Problem to solve →
Copy each line that contains the string "native".

** START Recorded information **

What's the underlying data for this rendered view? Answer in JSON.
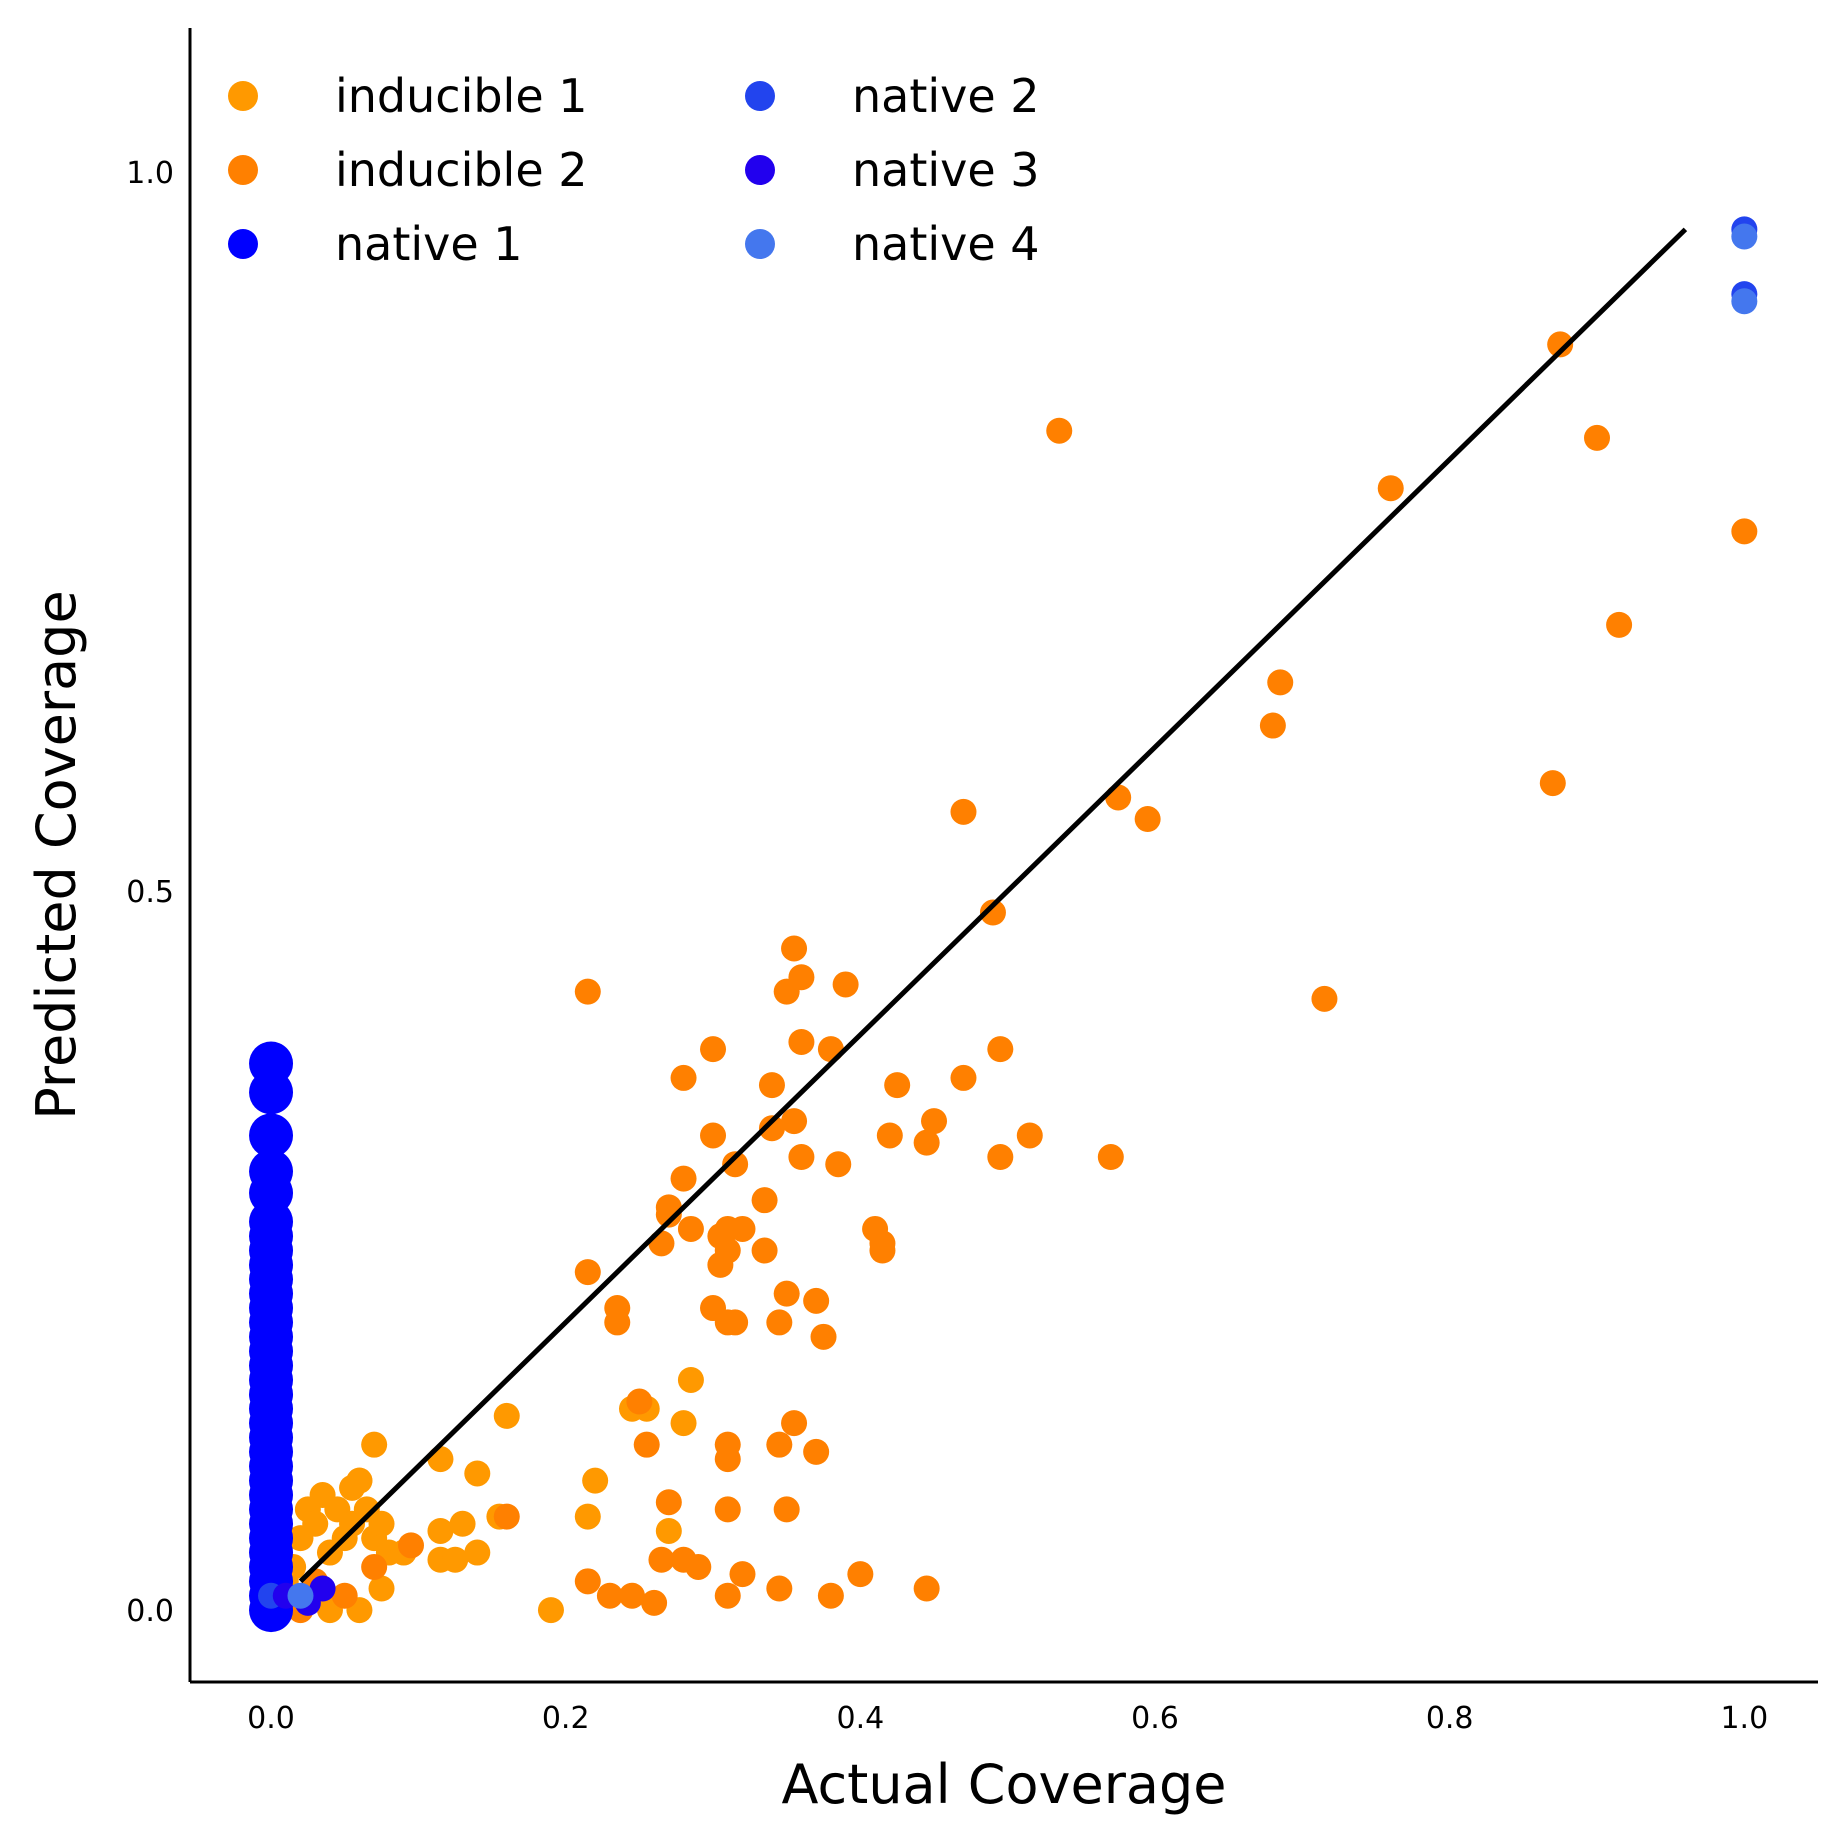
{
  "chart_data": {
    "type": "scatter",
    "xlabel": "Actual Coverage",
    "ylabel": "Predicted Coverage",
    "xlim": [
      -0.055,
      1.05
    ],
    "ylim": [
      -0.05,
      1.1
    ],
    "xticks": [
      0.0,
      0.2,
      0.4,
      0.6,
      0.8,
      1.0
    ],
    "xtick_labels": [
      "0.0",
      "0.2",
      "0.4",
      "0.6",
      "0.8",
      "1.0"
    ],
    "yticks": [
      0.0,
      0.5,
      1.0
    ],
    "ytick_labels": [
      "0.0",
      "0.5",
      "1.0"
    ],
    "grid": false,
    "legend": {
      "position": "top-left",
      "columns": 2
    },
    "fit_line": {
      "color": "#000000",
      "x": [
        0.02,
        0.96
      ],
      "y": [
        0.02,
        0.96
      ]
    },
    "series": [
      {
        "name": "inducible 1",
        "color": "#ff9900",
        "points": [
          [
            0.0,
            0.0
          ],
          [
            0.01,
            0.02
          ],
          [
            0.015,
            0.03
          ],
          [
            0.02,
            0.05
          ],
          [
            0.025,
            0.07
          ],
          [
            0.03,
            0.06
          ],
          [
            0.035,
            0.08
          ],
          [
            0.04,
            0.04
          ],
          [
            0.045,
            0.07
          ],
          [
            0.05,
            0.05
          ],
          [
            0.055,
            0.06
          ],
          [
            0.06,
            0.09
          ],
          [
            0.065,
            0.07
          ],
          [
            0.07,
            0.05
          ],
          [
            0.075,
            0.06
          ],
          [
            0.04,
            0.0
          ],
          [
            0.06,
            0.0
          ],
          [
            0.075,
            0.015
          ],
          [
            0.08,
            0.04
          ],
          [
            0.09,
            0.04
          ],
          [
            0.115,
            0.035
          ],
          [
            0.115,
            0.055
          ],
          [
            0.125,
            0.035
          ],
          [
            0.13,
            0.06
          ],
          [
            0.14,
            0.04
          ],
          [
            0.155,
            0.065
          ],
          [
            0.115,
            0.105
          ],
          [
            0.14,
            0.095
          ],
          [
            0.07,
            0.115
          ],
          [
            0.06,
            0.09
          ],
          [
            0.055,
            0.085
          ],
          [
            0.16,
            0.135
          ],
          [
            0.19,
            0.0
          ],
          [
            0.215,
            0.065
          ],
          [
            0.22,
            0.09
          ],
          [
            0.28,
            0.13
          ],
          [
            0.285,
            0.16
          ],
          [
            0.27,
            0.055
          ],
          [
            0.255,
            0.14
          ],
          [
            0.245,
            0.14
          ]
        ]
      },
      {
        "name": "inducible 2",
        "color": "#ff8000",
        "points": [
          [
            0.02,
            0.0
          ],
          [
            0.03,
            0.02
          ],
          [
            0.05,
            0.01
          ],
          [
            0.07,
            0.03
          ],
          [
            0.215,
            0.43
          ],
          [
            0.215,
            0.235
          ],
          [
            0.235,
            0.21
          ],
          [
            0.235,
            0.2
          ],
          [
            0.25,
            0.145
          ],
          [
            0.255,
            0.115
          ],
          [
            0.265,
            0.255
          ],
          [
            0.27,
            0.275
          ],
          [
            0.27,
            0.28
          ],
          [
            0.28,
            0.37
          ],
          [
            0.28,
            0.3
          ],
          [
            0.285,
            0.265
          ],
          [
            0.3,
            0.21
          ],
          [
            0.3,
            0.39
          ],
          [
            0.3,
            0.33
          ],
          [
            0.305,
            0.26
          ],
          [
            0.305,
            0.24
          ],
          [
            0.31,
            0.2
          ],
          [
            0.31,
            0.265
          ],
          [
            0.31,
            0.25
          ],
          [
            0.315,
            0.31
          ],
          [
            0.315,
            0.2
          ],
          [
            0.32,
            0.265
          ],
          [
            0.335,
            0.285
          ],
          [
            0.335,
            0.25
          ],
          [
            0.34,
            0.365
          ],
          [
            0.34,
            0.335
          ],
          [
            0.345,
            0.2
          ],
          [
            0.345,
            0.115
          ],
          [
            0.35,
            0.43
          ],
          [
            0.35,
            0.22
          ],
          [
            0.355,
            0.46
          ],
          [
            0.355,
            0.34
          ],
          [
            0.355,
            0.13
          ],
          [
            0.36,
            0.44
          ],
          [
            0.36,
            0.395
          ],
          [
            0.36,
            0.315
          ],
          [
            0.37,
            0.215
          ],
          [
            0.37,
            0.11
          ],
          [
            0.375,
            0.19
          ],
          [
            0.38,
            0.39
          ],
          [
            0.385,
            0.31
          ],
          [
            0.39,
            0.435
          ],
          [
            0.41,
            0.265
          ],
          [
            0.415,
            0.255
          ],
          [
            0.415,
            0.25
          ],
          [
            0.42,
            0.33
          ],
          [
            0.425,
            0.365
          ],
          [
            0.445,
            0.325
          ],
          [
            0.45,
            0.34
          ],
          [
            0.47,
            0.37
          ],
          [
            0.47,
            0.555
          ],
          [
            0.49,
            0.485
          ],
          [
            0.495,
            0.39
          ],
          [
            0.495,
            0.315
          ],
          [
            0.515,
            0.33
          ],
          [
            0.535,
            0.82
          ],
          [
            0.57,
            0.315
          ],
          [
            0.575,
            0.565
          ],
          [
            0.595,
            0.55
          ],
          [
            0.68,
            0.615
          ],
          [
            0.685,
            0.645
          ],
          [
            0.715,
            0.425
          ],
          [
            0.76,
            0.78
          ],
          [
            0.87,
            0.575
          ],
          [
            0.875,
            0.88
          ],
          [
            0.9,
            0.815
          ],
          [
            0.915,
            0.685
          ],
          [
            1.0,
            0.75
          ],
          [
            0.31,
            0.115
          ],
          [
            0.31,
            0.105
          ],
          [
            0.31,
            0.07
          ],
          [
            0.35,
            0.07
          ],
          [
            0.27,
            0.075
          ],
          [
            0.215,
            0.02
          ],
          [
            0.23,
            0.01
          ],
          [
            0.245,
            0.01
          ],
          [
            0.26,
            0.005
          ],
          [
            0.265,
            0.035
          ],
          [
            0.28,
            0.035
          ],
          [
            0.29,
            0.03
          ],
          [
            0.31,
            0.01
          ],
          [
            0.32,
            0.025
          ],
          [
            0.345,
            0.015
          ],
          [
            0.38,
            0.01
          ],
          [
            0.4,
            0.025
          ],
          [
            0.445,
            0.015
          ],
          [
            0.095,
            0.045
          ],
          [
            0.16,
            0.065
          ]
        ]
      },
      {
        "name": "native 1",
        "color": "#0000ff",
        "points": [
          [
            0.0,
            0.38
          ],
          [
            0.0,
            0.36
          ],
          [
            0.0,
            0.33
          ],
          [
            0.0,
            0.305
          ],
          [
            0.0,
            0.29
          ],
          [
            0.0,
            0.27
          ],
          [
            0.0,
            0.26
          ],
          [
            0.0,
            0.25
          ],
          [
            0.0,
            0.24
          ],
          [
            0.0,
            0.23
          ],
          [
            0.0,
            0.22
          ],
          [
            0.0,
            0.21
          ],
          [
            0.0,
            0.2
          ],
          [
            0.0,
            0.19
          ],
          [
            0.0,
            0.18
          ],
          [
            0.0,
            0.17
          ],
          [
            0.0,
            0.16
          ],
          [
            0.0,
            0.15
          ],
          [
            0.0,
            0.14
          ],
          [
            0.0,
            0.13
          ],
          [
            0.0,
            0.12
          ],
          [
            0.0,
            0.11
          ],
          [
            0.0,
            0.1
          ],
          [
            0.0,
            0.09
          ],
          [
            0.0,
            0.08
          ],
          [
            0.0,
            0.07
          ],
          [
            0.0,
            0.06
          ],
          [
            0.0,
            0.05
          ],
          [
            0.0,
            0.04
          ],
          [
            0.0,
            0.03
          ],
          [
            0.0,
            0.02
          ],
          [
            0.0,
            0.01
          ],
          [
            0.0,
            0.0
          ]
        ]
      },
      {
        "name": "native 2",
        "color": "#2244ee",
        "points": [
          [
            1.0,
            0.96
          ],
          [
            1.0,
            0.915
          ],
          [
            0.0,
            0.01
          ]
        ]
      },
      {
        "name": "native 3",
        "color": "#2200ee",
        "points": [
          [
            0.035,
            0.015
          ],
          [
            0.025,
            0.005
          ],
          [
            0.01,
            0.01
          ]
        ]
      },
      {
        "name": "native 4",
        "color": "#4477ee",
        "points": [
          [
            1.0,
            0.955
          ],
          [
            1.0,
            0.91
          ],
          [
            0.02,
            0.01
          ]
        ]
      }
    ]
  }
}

** END Recorded information **

Output of the exercise →
        "name": "native 1",
        "name": "native 2",
        "name": "native 3",
        "name": "native 4",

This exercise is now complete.